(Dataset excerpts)

━━━━━━━━━━━━━━━━

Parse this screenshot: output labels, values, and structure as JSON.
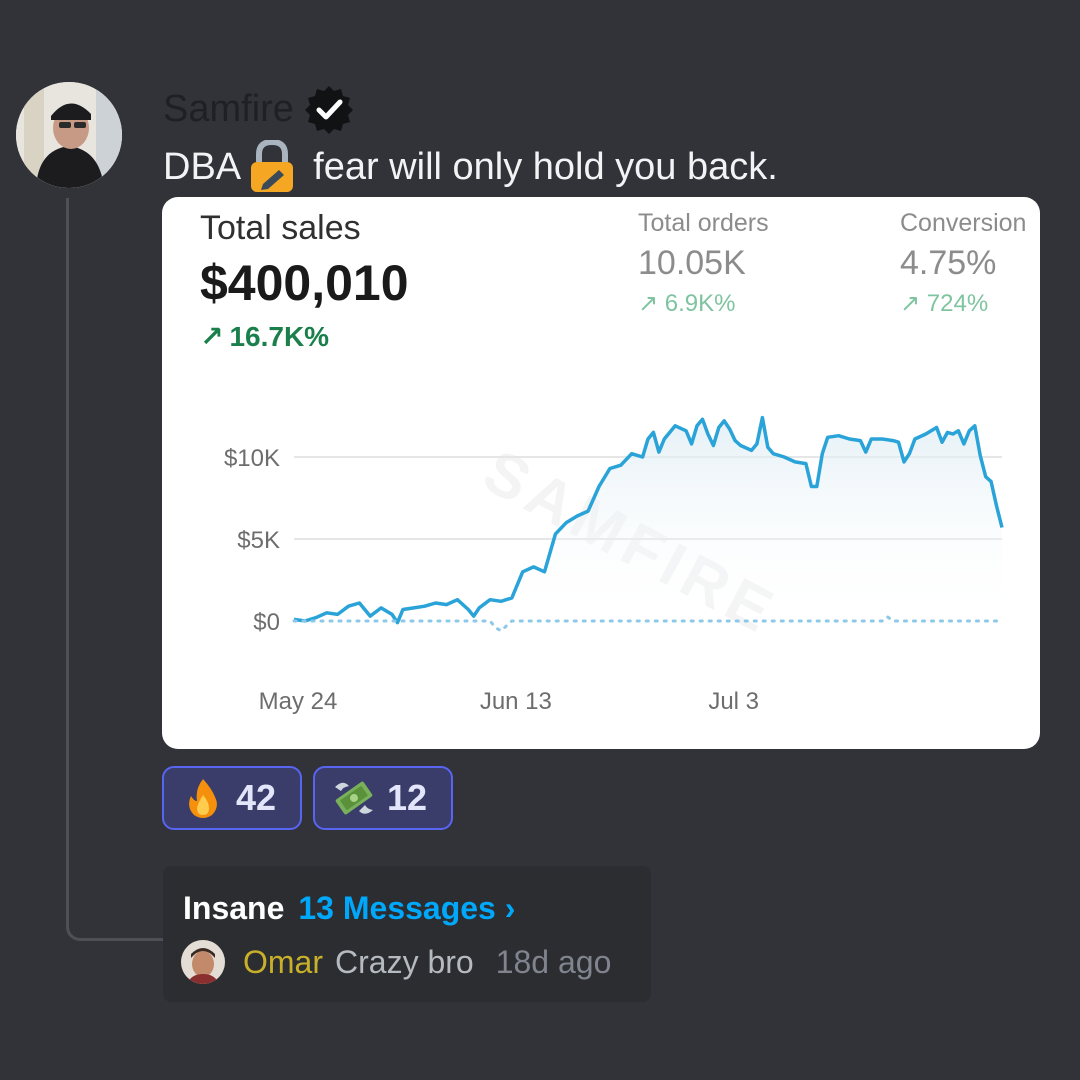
{
  "post": {
    "author": "Samfire",
    "text_before": "DBA",
    "text_after": "fear will only hold you back."
  },
  "icons": {
    "verified": "verified-badge-icon",
    "lock": "lock-with-pen-icon",
    "fire": "fire-emoji-icon",
    "money": "money-with-wings-emoji-icon"
  },
  "metrics": {
    "main": {
      "label": "Total sales",
      "value": "$400,010",
      "change": "16.7K%"
    },
    "orders": {
      "label": "Total orders",
      "value": "10.05K",
      "change": "6.9K%"
    },
    "conversion": {
      "label": "Conversion",
      "value": "4.75%",
      "change": "724%"
    }
  },
  "watermark": "SAMFIRE",
  "chart_data": {
    "type": "line",
    "title": "",
    "xlabel": "",
    "ylabel": "",
    "y_ticks": [
      "$10K",
      "$5K",
      "$0"
    ],
    "x_ticks": [
      "May 24",
      "Jun 13",
      "Jul 3"
    ],
    "ylim": [
      0,
      12500
    ],
    "grid": true,
    "series": [
      {
        "style": "solid",
        "color": "#29a3d8",
        "points": [
          [
            0,
            100
          ],
          [
            2,
            0
          ],
          [
            4,
            200
          ],
          [
            6,
            500
          ],
          [
            8,
            400
          ],
          [
            10,
            900
          ],
          [
            12,
            1100
          ],
          [
            14,
            300
          ],
          [
            16,
            800
          ],
          [
            18,
            400
          ],
          [
            19,
            -100
          ],
          [
            20,
            700
          ],
          [
            22,
            800
          ],
          [
            24,
            900
          ],
          [
            26,
            1100
          ],
          [
            28,
            1000
          ],
          [
            30,
            1300
          ],
          [
            32,
            700
          ],
          [
            33,
            300
          ],
          [
            34,
            800
          ],
          [
            36,
            1300
          ],
          [
            38,
            1200
          ],
          [
            40,
            1400
          ],
          [
            42,
            3000
          ],
          [
            44,
            3300
          ],
          [
            46,
            3000
          ],
          [
            48,
            5300
          ],
          [
            50,
            6000
          ],
          [
            52,
            6400
          ],
          [
            54,
            6700
          ],
          [
            56,
            8200
          ],
          [
            58,
            9300
          ],
          [
            60,
            9500
          ],
          [
            62,
            10200
          ],
          [
            64,
            10000
          ],
          [
            65,
            11100
          ],
          [
            66,
            11500
          ],
          [
            67,
            10300
          ],
          [
            68,
            11100
          ],
          [
            70,
            11900
          ],
          [
            72,
            11600
          ],
          [
            73,
            10800
          ],
          [
            74,
            11900
          ],
          [
            75,
            12300
          ],
          [
            76,
            11400
          ],
          [
            77,
            10700
          ],
          [
            78,
            11800
          ],
          [
            79,
            12200
          ],
          [
            80,
            11700
          ],
          [
            81,
            11000
          ],
          [
            82,
            10700
          ],
          [
            84,
            10400
          ],
          [
            85,
            10800
          ],
          [
            86,
            12400
          ],
          [
            87,
            10600
          ],
          [
            88,
            10200
          ],
          [
            90,
            10000
          ],
          [
            92,
            9700
          ],
          [
            94,
            9600
          ],
          [
            95,
            8200
          ],
          [
            96,
            8200
          ],
          [
            97,
            10200
          ],
          [
            98,
            11200
          ],
          [
            100,
            11300
          ],
          [
            102,
            11100
          ],
          [
            104,
            11000
          ],
          [
            105,
            10300
          ],
          [
            106,
            11100
          ],
          [
            108,
            11100
          ],
          [
            110,
            11000
          ],
          [
            111,
            10900
          ],
          [
            112,
            9700
          ],
          [
            113,
            10200
          ],
          [
            114,
            11100
          ],
          [
            116,
            11400
          ],
          [
            118,
            11800
          ],
          [
            119,
            10900
          ],
          [
            120,
            11500
          ],
          [
            121,
            11400
          ],
          [
            122,
            11600
          ],
          [
            123,
            10800
          ],
          [
            124,
            11600
          ],
          [
            125,
            11900
          ],
          [
            126,
            10100
          ],
          [
            127,
            8800
          ],
          [
            128,
            8500
          ],
          [
            129,
            7000
          ],
          [
            130,
            5700
          ]
        ]
      },
      {
        "style": "dotted",
        "color": "#8cc9e8",
        "points": [
          [
            0,
            0
          ],
          [
            10,
            0
          ],
          [
            20,
            0
          ],
          [
            30,
            0
          ],
          [
            36,
            0
          ],
          [
            37,
            -400
          ],
          [
            38,
            -600
          ],
          [
            39,
            -300
          ],
          [
            40,
            0
          ],
          [
            60,
            0
          ],
          [
            80,
            0
          ],
          [
            100,
            0
          ],
          [
            108,
            0
          ],
          [
            109,
            250
          ],
          [
            110,
            0
          ],
          [
            120,
            0
          ],
          [
            130,
            0
          ]
        ]
      }
    ]
  },
  "reactions": [
    {
      "emoji": "fire",
      "count": "42"
    },
    {
      "emoji": "money-with-wings",
      "count": "12"
    }
  ],
  "thread": {
    "name": "Insane",
    "count_label": "13 Messages ›",
    "last_author": "Omar",
    "last_text": "Crazy bro",
    "last_time": "18d ago"
  }
}
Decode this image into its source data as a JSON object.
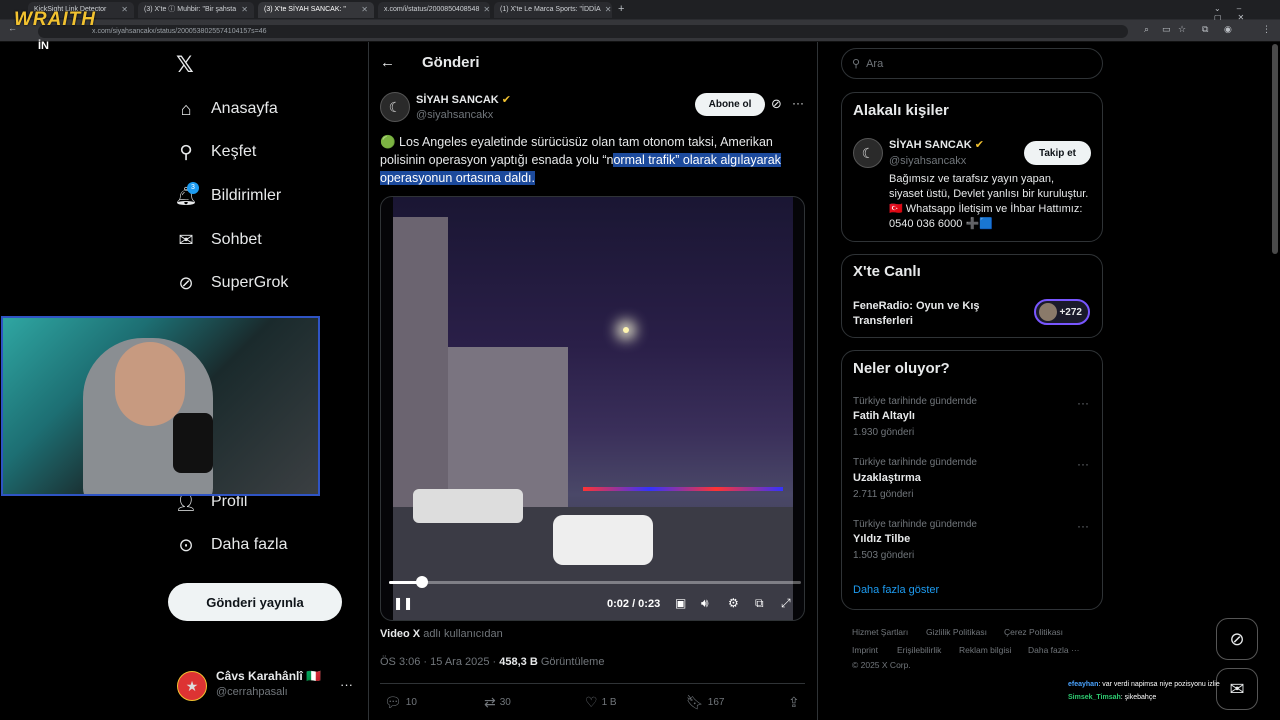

━━━━━━━━━━━━━━━━

- [TO DO] Tell how many lines of the material above hold "wings", answering with a bare number.

- [CORRECT RESPONSE] 2